───── Data for this exercise ─────
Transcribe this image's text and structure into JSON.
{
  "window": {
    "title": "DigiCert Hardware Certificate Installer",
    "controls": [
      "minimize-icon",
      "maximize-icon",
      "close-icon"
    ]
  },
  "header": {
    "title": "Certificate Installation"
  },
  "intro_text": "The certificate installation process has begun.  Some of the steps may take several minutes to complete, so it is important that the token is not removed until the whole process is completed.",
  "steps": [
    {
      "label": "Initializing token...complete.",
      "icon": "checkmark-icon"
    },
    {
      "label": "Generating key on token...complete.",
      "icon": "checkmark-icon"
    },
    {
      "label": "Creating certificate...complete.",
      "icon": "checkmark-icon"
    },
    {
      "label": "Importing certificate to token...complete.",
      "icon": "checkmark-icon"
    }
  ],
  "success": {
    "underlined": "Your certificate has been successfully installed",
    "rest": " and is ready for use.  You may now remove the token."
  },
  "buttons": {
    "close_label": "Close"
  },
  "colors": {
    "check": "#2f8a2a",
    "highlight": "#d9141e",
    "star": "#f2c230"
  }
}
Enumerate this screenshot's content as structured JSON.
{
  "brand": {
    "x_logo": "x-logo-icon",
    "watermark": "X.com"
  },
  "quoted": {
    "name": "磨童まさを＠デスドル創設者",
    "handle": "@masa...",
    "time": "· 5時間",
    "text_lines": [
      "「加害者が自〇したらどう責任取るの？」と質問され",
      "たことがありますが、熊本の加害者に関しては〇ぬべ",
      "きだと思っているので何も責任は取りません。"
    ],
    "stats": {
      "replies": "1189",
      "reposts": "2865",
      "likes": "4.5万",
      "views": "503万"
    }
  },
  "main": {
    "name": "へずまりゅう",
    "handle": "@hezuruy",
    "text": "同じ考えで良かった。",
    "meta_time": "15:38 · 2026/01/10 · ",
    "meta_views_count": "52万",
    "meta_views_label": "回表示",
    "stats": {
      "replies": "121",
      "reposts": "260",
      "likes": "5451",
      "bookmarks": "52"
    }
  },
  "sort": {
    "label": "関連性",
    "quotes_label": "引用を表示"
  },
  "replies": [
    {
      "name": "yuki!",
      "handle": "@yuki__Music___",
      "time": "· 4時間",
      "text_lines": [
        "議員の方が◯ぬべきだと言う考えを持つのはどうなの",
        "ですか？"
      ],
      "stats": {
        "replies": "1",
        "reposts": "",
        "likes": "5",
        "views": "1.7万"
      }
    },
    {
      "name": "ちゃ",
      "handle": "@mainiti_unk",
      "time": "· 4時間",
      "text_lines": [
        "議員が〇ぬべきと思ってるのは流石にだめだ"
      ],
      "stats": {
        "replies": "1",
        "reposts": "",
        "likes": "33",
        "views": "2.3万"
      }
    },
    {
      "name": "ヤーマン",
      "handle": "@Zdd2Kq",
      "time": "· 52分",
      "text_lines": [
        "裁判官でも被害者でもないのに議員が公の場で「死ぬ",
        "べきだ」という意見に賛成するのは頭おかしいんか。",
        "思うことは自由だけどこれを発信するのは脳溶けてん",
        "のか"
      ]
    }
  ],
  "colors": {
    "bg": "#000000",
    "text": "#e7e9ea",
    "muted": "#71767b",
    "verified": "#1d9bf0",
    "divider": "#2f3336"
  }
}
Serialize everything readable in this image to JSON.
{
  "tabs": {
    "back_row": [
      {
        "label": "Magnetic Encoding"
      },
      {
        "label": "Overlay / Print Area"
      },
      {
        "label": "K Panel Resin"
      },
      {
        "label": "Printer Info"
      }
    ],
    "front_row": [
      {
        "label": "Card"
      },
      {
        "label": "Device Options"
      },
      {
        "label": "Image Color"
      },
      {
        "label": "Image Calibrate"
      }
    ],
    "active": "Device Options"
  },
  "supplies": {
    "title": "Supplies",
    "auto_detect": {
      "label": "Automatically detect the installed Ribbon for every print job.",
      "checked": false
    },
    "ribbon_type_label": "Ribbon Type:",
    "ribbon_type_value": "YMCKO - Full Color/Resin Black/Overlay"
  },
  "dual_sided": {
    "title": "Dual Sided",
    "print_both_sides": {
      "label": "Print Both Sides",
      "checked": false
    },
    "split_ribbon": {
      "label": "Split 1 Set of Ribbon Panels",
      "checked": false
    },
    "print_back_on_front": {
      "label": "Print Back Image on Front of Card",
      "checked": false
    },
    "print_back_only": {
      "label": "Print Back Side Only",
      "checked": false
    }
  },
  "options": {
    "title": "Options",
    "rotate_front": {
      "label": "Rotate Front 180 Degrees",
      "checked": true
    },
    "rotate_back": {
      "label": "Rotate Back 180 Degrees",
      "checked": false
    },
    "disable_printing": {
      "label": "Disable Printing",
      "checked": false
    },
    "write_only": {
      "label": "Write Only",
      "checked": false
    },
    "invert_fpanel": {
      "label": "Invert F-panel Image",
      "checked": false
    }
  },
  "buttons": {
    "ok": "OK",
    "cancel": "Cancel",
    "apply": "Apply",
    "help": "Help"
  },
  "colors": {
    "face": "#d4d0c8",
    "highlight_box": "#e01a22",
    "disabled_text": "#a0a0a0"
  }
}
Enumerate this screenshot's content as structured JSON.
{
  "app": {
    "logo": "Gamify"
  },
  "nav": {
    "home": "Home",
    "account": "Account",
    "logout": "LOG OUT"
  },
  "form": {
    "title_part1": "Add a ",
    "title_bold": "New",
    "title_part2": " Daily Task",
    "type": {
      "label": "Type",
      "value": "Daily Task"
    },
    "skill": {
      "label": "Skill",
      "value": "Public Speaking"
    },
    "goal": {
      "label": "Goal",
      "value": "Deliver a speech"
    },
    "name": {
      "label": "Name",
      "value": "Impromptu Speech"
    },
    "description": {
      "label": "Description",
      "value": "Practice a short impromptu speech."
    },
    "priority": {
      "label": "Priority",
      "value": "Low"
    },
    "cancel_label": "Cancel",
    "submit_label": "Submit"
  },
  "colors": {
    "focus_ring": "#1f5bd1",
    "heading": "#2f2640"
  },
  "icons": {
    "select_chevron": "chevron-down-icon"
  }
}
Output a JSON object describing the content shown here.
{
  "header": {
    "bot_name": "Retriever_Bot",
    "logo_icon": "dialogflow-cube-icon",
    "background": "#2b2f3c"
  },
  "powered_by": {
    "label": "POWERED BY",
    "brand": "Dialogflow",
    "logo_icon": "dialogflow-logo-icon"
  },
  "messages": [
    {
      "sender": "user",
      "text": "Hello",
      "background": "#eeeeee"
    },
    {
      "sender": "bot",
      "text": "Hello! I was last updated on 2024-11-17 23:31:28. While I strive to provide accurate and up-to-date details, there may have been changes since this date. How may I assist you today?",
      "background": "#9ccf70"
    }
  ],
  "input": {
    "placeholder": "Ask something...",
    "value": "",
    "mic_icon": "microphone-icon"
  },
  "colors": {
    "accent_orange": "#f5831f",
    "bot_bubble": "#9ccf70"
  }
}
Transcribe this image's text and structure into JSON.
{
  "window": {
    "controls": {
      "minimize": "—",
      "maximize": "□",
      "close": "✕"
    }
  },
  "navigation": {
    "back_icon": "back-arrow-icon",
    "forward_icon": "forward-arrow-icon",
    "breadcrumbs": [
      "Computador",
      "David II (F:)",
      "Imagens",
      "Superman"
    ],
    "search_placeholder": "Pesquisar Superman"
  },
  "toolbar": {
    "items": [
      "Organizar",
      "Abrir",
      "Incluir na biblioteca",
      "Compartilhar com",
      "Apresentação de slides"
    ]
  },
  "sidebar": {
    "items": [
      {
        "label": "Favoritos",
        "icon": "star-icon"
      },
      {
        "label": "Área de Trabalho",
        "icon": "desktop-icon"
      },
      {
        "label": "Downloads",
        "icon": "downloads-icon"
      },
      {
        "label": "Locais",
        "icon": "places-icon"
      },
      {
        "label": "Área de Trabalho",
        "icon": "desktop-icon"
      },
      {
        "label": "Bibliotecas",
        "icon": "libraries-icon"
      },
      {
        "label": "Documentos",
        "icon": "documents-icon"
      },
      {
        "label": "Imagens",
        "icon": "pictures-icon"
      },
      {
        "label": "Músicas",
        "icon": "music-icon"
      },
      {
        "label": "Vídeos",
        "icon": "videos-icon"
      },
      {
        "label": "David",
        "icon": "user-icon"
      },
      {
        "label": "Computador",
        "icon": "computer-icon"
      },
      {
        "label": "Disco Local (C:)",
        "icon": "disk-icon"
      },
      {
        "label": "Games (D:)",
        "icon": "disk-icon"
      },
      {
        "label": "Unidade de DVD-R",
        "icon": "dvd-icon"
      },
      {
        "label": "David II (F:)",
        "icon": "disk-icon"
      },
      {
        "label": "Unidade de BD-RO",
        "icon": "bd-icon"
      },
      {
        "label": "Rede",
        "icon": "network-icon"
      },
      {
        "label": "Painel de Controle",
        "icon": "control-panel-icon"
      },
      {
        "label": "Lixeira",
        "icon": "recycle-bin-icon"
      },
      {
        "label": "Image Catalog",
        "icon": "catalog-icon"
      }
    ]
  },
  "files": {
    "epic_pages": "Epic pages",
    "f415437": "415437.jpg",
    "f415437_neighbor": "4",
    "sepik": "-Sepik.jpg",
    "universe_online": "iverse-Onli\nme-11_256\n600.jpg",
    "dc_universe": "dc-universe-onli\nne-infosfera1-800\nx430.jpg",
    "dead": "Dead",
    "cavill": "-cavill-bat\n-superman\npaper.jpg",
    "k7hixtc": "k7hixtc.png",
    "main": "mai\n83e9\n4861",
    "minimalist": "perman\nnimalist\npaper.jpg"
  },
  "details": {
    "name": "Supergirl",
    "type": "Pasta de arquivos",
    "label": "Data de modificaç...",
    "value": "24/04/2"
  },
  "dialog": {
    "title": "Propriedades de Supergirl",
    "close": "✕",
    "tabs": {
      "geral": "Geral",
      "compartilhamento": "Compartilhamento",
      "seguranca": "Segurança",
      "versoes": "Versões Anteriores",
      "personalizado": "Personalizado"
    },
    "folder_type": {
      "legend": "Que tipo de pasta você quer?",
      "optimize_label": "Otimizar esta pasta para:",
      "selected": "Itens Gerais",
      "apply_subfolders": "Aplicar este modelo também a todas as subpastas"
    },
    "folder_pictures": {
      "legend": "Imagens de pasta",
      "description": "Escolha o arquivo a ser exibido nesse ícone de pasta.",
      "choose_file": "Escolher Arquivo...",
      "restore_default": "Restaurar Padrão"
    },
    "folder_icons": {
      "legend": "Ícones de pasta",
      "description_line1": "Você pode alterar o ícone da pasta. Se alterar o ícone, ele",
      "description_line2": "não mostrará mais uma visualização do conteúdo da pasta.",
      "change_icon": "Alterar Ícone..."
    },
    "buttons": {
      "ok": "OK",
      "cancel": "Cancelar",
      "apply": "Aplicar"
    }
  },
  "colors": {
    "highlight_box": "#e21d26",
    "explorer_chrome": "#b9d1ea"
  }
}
─────
*Your objective*.
Scan the records for the string "Supergirl". Copy each line in which it appears.

*Problem solution*.
    "name": "Supergirl",
    "title": "Propriedades de Supergirl",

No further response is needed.